Given problem:
All of the material below is to be returned exactly.

··· Items ···

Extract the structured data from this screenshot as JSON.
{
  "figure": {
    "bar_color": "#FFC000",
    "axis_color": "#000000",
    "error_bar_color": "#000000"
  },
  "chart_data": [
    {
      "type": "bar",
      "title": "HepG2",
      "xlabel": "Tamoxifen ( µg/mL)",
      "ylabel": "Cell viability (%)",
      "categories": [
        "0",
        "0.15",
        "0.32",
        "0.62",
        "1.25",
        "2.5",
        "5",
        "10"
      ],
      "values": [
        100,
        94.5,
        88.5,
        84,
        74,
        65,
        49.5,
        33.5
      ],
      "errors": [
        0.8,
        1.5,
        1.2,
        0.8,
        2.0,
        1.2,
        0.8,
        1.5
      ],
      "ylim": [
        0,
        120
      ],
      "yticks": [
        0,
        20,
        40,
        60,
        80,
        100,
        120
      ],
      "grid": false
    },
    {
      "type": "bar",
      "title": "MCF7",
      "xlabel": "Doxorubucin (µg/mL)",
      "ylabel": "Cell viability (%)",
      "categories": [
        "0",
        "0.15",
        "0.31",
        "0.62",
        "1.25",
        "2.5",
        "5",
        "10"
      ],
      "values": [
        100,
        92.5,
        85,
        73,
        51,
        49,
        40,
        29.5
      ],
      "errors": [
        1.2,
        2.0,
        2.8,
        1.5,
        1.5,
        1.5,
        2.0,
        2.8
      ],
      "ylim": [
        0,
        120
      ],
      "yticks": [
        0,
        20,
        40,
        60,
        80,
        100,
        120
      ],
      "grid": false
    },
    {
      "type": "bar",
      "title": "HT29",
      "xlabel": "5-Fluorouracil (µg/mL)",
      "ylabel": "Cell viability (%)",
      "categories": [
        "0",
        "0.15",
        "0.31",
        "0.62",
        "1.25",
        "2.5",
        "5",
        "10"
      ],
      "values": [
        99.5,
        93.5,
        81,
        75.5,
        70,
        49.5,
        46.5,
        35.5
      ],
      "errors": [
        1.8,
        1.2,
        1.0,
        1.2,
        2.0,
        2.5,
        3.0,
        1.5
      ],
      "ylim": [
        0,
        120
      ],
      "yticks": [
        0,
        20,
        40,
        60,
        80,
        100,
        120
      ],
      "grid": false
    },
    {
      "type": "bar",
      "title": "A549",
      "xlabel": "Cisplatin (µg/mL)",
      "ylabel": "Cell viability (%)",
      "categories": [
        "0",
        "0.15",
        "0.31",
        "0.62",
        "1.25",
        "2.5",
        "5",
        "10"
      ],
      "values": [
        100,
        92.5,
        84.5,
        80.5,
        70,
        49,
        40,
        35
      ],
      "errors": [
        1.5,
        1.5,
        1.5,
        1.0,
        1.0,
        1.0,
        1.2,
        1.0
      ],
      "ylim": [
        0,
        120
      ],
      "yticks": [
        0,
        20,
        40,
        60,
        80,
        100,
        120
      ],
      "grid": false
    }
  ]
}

···

Solution:
Extract the structured data from this screenshot as JSON.
{
  "figure": {
    "bar_color": "#FFC000",
    "axis_color": "#000000",
    "error_bar_color": "#000000"
  },
  "chart_data": [
    {
      "type": "bar",
      "title": "HepG2",
      "xlabel": "Tamoxifen ( µg/mL)",
      "ylabel": "Cell viability (%)",
      "categories": [
        "0",
        "0.15",
        "0.32",
        "0.62",
        "1.25",
        "2.5",
        "5",
        "10"
      ],
      "values": [
        100,
        94.5,
        88.5,
        84,
        74,
        65,
        49.5,
        33.5
      ],
      "errors": [
        0.8,
        1.5,
        1.2,
        0.8,
        2.0,
        1.2,
        0.8,
        1.5
      ],
      "ylim": [
        0,
        120
      ],
      "yticks": [
        0,
        20,
        40,
        60,
        80,
        100,
        120
      ],
      "grid": false
    },
    {
      "type": "bar",
      "title": "MCF7",
      "xlabel": "Doxorubucin (µg/mL)",
      "ylabel": "Cell viability (%)",
      "categories": [
        "0",
        "0.15",
        "0.31",
        "0.62",
        "1.25",
        "2.5",
        "5",
        "10"
      ],
      "values": [
        100,
        92.5,
        85,
        73,
        51,
        49,
        40,
        29.5
      ],
      "errors": [
        1.2,
        2.0,
        2.8,
        1.5,
        1.5,
        1.5,
        2.0,
        2.8
      ],
      "ylim": [
        0,
        120
      ],
      "yticks": [
        0,
        20,
        40,
        60,
        80,
        100,
        120
      ],
      "grid": false
    },
    {
      "type": "bar",
      "title": "HT29",
      "xlabel": "5-Fluorouracil (µg/mL)",
      "ylabel": "Cell viability (%)",
      "categories": [
        "0",
        "0.15",
        "0.31",
        "0.62",
        "1.25",
        "2.5",
        "5",
        "10"
      ],
      "values": [
        99.5,
        93.5,
        81,
        75.5,
        70,
        49.5,
        46.5,
        35.5
      ],
      "errors": [
        1.8,
        1.2,
        1.0,
        1.2,
        2.0,
        2.5,
        3.0,
        1.5
      ],
      "ylim": [
        0,
        120
      ],
      "yticks": [
        0,
        20,
        40,
        60,
        80,
        100,
        120
      ],
      "grid": false
    },
    {
      "type": "bar",
      "title": "A549",
      "xlabel": "Cisplatin (µg/mL)",
      "ylabel": "Cell viability (%)",
      "categories": [
        "0",
        "0.15",
        "0.31",
        "0.62",
        "1.25",
        "2.5",
        "5",
        "10"
      ],
      "values": [
        100,
        92.5,
        84.5,
        80.5,
        70,
        49,
        40,
        35
      ],
      "errors": [
        1.5,
        1.5,
        1.5,
        1.0,
        1.0,
        1.0,
        1.2,
        1.0
      ],
      "ylim": [
        0,
        120
      ],
      "yticks": [
        0,
        20,
        40,
        60,
        80,
        100,
        120
      ],
      "grid": false
    }
  ]
}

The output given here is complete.